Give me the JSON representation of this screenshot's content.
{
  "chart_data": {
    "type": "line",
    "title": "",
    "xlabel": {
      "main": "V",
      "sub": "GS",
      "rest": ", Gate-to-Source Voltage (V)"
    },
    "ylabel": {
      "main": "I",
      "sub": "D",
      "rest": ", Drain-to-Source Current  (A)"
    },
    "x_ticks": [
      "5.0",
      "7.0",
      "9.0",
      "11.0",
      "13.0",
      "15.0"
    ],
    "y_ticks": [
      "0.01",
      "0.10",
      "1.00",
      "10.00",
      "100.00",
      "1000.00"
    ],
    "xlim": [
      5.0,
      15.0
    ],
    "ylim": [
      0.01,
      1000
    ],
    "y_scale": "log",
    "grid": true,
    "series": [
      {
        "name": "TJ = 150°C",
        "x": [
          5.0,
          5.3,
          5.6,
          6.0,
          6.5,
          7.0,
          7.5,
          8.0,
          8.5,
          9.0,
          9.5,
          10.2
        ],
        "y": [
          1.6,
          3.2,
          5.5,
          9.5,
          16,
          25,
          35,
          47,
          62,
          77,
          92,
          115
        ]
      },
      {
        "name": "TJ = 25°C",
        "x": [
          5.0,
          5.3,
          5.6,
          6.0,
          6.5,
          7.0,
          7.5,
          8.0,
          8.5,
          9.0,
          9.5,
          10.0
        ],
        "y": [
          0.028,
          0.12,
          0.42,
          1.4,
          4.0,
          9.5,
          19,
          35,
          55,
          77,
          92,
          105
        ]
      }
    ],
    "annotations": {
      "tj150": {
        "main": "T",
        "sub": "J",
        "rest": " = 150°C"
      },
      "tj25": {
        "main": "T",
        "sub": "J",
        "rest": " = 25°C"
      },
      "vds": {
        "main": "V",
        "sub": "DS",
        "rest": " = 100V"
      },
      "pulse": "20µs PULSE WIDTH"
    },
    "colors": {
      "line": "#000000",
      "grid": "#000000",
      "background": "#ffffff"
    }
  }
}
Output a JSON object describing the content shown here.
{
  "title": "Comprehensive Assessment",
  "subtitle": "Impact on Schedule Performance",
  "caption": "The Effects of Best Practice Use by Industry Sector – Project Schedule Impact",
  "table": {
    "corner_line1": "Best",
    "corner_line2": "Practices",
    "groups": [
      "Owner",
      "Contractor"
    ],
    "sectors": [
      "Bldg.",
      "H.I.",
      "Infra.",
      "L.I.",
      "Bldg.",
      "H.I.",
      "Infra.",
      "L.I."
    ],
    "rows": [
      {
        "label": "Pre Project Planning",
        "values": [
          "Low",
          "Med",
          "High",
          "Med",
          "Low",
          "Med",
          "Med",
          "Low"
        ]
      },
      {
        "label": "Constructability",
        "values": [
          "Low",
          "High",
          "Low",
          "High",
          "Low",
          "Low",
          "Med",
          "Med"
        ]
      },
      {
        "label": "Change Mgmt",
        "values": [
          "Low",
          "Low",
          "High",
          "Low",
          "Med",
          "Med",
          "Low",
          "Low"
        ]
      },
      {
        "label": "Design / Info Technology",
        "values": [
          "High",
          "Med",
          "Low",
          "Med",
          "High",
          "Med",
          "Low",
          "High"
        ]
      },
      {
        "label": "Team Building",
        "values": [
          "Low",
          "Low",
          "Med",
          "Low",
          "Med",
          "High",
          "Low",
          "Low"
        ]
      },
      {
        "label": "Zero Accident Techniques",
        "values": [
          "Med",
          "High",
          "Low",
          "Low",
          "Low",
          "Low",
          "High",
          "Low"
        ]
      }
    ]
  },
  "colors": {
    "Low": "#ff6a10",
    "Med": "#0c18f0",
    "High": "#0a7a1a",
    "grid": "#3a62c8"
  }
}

------------------------------

Only lines with the word "Project" are wanted, so copy each one from the records.

Exercise result:
  "caption": "The Effects of Best Practice Use by Industry Sector – Project Schedule Impact",
        "label": "Pre Project Planning",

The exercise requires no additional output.